(Dataset items)
▬▬▬▬▬▬

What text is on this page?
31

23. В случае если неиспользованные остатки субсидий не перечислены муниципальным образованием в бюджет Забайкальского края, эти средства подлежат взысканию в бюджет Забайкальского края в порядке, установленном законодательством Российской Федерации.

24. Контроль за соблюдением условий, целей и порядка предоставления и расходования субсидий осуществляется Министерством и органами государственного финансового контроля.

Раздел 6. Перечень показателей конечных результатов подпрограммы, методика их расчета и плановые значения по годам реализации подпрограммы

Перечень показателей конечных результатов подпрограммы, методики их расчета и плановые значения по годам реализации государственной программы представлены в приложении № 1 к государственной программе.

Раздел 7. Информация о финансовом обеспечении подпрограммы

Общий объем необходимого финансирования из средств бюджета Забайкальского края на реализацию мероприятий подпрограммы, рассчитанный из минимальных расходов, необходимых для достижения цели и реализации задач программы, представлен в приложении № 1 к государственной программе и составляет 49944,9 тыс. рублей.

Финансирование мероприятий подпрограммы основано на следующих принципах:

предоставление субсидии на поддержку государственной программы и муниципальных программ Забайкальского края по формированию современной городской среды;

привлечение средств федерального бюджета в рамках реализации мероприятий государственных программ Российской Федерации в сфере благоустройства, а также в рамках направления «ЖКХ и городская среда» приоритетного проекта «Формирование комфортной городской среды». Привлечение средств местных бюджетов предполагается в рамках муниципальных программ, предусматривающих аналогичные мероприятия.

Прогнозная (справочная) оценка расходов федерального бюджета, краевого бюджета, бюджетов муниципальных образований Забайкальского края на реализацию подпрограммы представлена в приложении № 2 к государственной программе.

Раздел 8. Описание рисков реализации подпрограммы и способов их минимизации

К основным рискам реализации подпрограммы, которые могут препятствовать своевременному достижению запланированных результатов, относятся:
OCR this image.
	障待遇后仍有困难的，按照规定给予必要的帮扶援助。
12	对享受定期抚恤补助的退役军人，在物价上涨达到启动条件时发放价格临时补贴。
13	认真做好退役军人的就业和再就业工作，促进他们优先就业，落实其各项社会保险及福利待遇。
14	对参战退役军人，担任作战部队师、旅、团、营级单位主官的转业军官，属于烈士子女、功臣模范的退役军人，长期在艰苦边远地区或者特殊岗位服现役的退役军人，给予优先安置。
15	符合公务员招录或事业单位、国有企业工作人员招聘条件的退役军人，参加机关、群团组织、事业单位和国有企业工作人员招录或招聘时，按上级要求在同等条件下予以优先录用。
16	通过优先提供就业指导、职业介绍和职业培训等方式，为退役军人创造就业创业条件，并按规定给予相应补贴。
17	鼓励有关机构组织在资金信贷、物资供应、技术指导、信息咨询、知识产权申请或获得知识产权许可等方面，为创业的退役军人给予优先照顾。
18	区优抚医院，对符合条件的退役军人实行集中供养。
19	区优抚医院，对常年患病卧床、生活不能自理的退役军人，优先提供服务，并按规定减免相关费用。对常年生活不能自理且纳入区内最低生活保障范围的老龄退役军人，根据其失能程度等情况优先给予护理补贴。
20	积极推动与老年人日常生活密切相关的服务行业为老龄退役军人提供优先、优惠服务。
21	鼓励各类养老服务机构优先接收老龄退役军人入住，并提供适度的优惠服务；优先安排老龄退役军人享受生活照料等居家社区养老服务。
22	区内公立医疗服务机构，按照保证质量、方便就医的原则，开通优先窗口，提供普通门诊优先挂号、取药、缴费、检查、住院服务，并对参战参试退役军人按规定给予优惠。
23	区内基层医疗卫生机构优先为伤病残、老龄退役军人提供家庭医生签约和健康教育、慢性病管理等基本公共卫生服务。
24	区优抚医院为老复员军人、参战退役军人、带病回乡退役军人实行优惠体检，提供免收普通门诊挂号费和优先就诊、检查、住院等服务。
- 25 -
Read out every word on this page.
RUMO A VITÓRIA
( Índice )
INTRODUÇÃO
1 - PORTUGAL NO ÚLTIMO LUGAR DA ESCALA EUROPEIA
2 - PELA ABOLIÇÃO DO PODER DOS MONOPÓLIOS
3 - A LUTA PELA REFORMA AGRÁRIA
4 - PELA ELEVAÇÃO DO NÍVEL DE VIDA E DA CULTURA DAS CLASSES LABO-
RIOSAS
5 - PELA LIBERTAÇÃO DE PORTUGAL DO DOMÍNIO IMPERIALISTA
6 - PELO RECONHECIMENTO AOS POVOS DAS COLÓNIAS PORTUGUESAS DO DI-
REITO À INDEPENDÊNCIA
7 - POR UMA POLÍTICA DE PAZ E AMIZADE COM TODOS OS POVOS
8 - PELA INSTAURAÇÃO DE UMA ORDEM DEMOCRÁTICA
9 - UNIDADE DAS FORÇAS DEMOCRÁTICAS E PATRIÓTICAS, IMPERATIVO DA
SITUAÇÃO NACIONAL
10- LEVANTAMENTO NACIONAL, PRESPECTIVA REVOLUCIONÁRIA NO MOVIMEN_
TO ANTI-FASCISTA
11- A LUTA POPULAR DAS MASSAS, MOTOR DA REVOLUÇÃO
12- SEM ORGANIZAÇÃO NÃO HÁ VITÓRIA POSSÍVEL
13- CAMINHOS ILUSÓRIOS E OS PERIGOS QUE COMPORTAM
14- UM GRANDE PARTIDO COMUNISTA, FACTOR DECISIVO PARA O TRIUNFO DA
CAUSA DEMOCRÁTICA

▬▬▬▬▬▬

> **Exercise aim**: All lines that include "LUTA" are to be gathered and copied.

> **Final result**:
3 - A LUTA PELA REFORMA AGRÁRIA
11- A LUTA POPULAR DAS MASSAS, MOTOR DA REVOLUÇÃO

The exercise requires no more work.